EXERCISE BRIEF:
Restate each of the lines given below, word for word.

(Extracted records)
——

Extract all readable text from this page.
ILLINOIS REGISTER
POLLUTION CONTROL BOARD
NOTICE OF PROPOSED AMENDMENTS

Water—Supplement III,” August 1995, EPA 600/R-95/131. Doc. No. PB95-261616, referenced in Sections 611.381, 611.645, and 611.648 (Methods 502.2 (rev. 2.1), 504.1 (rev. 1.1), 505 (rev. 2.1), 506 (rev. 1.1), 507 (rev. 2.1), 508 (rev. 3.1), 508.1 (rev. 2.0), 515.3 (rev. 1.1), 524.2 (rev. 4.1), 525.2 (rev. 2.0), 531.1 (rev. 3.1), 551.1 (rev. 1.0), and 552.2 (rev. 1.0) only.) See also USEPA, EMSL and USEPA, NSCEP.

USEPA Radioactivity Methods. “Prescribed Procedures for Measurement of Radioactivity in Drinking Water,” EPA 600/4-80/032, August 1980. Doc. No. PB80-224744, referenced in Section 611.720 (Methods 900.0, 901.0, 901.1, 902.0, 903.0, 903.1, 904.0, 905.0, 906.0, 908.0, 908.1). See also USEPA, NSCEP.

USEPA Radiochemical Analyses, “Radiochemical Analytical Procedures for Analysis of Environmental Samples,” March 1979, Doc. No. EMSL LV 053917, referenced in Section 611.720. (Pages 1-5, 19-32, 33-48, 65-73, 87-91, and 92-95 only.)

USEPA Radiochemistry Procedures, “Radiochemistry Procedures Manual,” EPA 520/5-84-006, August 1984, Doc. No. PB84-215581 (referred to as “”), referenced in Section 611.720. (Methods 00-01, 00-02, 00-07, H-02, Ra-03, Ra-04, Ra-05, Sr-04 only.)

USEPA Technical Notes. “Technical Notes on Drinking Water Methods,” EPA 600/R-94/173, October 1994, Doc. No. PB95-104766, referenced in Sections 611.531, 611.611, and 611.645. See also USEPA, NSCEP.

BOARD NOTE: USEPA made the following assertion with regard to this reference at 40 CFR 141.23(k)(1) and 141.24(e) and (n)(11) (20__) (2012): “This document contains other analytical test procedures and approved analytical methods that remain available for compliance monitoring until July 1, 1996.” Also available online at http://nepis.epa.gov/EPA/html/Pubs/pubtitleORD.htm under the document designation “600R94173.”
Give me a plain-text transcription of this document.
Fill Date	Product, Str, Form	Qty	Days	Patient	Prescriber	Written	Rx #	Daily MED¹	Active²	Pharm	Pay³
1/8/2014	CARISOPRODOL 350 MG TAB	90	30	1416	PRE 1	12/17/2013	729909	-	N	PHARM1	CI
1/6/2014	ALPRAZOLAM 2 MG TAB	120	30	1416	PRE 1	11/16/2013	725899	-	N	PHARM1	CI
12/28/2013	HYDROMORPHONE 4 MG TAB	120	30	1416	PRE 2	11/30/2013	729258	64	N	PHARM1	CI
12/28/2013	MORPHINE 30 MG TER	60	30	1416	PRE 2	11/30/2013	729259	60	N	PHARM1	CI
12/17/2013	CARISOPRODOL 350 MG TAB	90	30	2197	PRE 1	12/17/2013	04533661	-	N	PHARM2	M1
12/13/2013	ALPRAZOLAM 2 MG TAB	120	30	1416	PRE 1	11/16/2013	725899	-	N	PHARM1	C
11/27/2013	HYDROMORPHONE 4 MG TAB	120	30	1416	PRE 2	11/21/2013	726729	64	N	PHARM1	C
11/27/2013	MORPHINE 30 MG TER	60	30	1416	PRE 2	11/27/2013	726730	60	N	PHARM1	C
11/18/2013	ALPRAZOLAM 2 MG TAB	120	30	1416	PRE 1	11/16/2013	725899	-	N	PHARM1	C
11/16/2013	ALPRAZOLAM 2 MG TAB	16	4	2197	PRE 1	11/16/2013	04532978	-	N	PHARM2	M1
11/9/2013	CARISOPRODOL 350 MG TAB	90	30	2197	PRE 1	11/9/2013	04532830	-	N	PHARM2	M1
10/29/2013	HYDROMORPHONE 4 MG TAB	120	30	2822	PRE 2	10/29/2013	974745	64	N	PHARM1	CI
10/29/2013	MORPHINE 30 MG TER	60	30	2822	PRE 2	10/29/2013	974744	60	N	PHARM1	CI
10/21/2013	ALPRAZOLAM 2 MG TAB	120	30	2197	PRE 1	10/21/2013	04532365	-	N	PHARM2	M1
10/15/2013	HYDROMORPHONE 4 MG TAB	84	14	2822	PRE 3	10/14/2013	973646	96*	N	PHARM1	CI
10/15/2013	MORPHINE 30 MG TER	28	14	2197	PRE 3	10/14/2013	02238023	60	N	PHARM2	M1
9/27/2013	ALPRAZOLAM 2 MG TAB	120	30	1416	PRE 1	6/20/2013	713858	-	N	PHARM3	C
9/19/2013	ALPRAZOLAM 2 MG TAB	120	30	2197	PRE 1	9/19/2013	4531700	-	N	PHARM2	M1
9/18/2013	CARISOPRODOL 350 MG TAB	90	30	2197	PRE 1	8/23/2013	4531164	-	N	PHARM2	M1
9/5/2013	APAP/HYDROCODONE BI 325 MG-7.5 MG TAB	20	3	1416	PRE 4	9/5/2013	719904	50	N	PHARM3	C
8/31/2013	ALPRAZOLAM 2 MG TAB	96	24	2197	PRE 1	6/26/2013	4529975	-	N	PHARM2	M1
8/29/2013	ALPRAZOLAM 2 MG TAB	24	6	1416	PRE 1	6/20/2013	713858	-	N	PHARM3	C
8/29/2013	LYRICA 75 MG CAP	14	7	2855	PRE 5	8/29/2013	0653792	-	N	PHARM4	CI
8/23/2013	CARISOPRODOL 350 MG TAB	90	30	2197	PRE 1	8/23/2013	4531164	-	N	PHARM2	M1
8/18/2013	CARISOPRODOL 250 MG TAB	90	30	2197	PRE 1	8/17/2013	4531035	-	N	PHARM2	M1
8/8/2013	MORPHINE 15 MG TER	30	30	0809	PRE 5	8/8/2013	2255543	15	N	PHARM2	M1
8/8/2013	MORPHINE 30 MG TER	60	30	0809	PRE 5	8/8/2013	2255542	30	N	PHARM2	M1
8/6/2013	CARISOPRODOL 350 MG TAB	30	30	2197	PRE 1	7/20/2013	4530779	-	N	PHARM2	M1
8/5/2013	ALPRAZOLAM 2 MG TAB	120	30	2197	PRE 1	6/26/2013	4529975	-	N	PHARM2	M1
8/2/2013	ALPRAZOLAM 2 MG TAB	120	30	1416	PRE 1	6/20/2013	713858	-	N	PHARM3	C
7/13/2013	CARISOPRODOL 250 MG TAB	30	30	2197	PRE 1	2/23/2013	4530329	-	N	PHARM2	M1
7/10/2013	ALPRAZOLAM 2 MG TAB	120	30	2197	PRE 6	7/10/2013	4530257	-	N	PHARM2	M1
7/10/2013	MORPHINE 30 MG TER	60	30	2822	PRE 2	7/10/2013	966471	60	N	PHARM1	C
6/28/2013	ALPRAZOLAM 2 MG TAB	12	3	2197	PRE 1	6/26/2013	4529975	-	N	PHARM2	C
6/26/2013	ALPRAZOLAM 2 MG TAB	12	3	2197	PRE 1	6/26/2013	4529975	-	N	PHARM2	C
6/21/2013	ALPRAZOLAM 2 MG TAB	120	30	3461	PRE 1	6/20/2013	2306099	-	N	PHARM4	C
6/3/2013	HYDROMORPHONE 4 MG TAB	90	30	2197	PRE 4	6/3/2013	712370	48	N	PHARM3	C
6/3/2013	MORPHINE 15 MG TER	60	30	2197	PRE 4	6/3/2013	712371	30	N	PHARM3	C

——

RESPONSE FOR THIS EXERCISE:
Extract all readable text from this page.
ILLINOIS REGISTER
POLLUTION CONTROL BOARD
NOTICE OF PROPOSED AMENDMENTS

Water—Supplement III,” August 1995, EPA 600/R-95/131. Doc. No. PB95-261616, referenced in Sections 611.381, 611.645, and 611.648 (Methods 502.2 (rev. 2.1), 504.1 (rev. 1.1), 505 (rev. 2.1), 506 (rev. 1.1), 507 (rev. 2.1), 508 (rev. 3.1), 508.1 (rev. 2.0), 515.3 (rev. 1.1), 524.2 (rev. 4.1), 525.2 (rev. 2.0), 531.1 (rev. 3.1), 551.1 (rev. 1.0), and 552.2 (rev. 1.0) only.) See also USEPA, EMSL and USEPA, NSCEP.

USEPA Radioactivity Methods. “Prescribed Procedures for Measurement of Radioactivity in Drinking Water,” EPA 600/4-80/032, August 1980. Doc. No. PB80-224744, referenced in Section 611.720 (Methods 900.0, 901.0, 901.1, 902.0, 903.0, 903.1, 904.0, 905.0, 906.0, 908.0, 908.1). See also USEPA, NSCEP.

USEPA Radiochemical Analyses, “Radiochemical Analytical Procedures for Analysis of Environmental Samples,” March 1979, Doc. No. EMSL LV 053917, referenced in Section 611.720. (Pages 1-5, 19-32, 33-48, 65-73, 87-91, and 92-95 only.)

USEPA Radiochemistry Procedures, “Radiochemistry Procedures Manual,” EPA 520/5-84-006, August 1984, Doc. No. PB84-215581 (referred to as “”), referenced in Section 611.720. (Methods 00-01, 00-02, 00-07, H-02, Ra-03, Ra-04, Ra-05, Sr-04 only.)

USEPA Technical Notes. “Technical Notes on Drinking Water Methods,” EPA 600/R-94/173, October 1994, Doc. No. PB95-104766, referenced in Sections 611.531, 611.611, and 611.645. See also USEPA, NSCEP.

BOARD NOTE: USEPA made the following assertion with regard to this reference at 40 CFR 141.23(k)(1) and 141.24(e) and (n)(11) (20__) (2012): “This document contains other analytical test procedures and approved analytical methods that remain available for compliance monitoring until July 1, 1996.” Also available online at http://nepis.epa.gov/EPA/html/Pubs/pubtitleORD.htm under the document designation “600R94173.”
Give me a plain-text transcription of this document.
Fill Date	Product, Str, Form	Qty	Days	Patient	Prescriber	Written	Rx #	Daily MED¹	Active²	Pharm	Pay³
1/8/2014	CARISOPRODOL 350 MG TAB	90	30	1416	PRE 1	12/17/2013	729909	-	N	PHARM1	CI
1/6/2014	ALPRAZOLAM 2 MG TAB	120	30	1416	PRE 1	11/16/2013	725899	-	N	PHARM1	CI
12/28/2013	HYDROMORPHONE 4 MG TAB	120	30	1416	PRE 2	11/30/2013	729258	64	N	PHARM1	CI
12/28/2013	MORPHINE 30 MG TER	60	30	1416	PRE 2	11/30/2013	729259	60	N	PHARM1	CI
12/17/2013	CARISOPRODOL 350 MG TAB	90	30	2197	PRE 1	12/17/2013	04533661	-	N	PHARM2	M1
12/13/2013	ALPRAZOLAM 2 MG TAB	120	30	1416	PRE 1	11/16/2013	725899	-	N	PHARM1	C
11/27/2013	HYDROMORPHONE 4 MG TAB	120	30	1416	PRE 2	11/21/2013	726729	64	N	PHARM1	C
11/27/2013	MORPHINE 30 MG TER	60	30	1416	PRE 2	11/27/2013	726730	60	N	PHARM1	C
11/18/2013	ALPRAZOLAM 2 MG TAB	120	30	1416	PRE 1	11/16/2013	725899	-	N	PHARM1	C
11/16/2013	ALPRAZOLAM 2 MG TAB	16	4	2197	PRE 1	11/16/2013	04532978	-	N	PHARM2	M1
11/9/2013	CARISOPRODOL 350 MG TAB	90	30	2197	PRE 1	11/9/2013	04532830	-	N	PHARM2	M1
10/29/2013	HYDROMORPHONE 4 MG TAB	120	30	2822	PRE 2	10/29/2013	974745	64	N	PHARM1	CI
10/29/2013	MORPHINE 30 MG TER	60	30	2822	PRE 2	10/29/2013	974744	60	N	PHARM1	CI
10/21/2013	ALPRAZOLAM 2 MG TAB	120	30	2197	PRE 1	10/21/2013	04532365	-	N	PHARM2	M1
10/15/2013	HYDROMORPHONE 4 MG TAB	84	14	2822	PRE 3	10/14/2013	973646	96*	N	PHARM1	CI
10/15/2013	MORPHINE 30 MG TER	28	14	2197	PRE 3	10/14/2013	02238023	60	N	PHARM2	M1
9/27/2013	ALPRAZOLAM 2 MG TAB	120	30	1416	PRE 1	6/20/2013	713858	-	N	PHARM3	C
9/19/2013	ALPRAZOLAM 2 MG TAB	120	30	2197	PRE 1	9/19/2013	4531700	-	N	PHARM2	M1
9/18/2013	CARISOPRODOL 350 MG TAB	90	30	2197	PRE 1	8/23/2013	4531164	-	N	PHARM2	M1
9/5/2013	APAP/HYDROCODONE BI 325 MG-7.5 MG TAB	20	3	1416	PRE 4	9/5/2013	719904	50	N	PHARM3	C
8/31/2013	ALPRAZOLAM 2 MG TAB	96	24	2197	PRE 1	6/26/2013	4529975	-	N	PHARM2	M1
8/29/2013	ALPRAZOLAM 2 MG TAB	24	6	1416	PRE 1	6/20/2013	713858	-	N	PHARM3	C
8/29/2013	LYRICA 75 MG CAP	14	7	2855	PRE 5	8/29/2013	0653792	-	N	PHARM4	CI
8/23/2013	CARISOPRODOL 350 MG TAB	90	30	2197	PRE 1	8/23/2013	4531164	-	N	PHARM2	M1
8/18/2013	CARISOPRODOL 250 MG TAB	90	30	2197	PRE 1	8/17/2013	4531035	-	N	PHARM2	M1
8/8/2013	MORPHINE 15 MG TER	30	30	0809	PRE 5	8/8/2013	2255543	15	N	PHARM2	M1
8/8/2013	MORPHINE 30 MG TER	60	30	0809	PRE 5	8/8/2013	2255542	30	N	PHARM2	M1
8/6/2013	CARISOPRODOL 350 MG TAB	30	30	2197	PRE 1	7/20/2013	4530779	-	N	PHARM2	M1
8/5/2013	ALPRAZOLAM 2 MG TAB	120	30	2197	PRE 1	6/26/2013	4529975	-	N	PHARM2	M1
8/2/2013	ALPRAZOLAM 2 MG TAB	120	30	1416	PRE 1	6/20/2013	713858	-	N	PHARM3	C
7/13/2013	CARISOPRODOL 250 MG TAB	30	30	2197	PRE 1	2/23/2013	4530329	-	N	PHARM2	M1
7/10/2013	ALPRAZOLAM 2 MG TAB	120	30	2197	PRE 6	7/10/2013	4530257	-	N	PHARM2	M1
7/10/2013	MORPHINE 30 MG TER	60	30	2822	PRE 2	7/10/2013	966471	60	N	PHARM1	C
6/28/2013	ALPRAZOLAM 2 MG TAB	12	3	2197	PRE 1	6/26/2013	4529975	-	N	PHARM2	C
6/26/2013	ALPRAZOLAM 2 MG TAB	12	3	2197	PRE 1	6/26/2013	4529975	-	N	PHARM2	C
6/21/2013	ALPRAZOLAM 2 MG TAB	120	30	3461	PRE 1	6/20/2013	2306099	-	N	PHARM4	C
6/3/2013	HYDROMORPHONE 4 MG TAB	90	30	2197	PRE 4	6/3/2013	712370	48	N	PHARM3	C
6/3/2013	MORPHINE 15 MG TER	60	30	2197	PRE 4	6/3/2013	712371	30	N	PHARM3	C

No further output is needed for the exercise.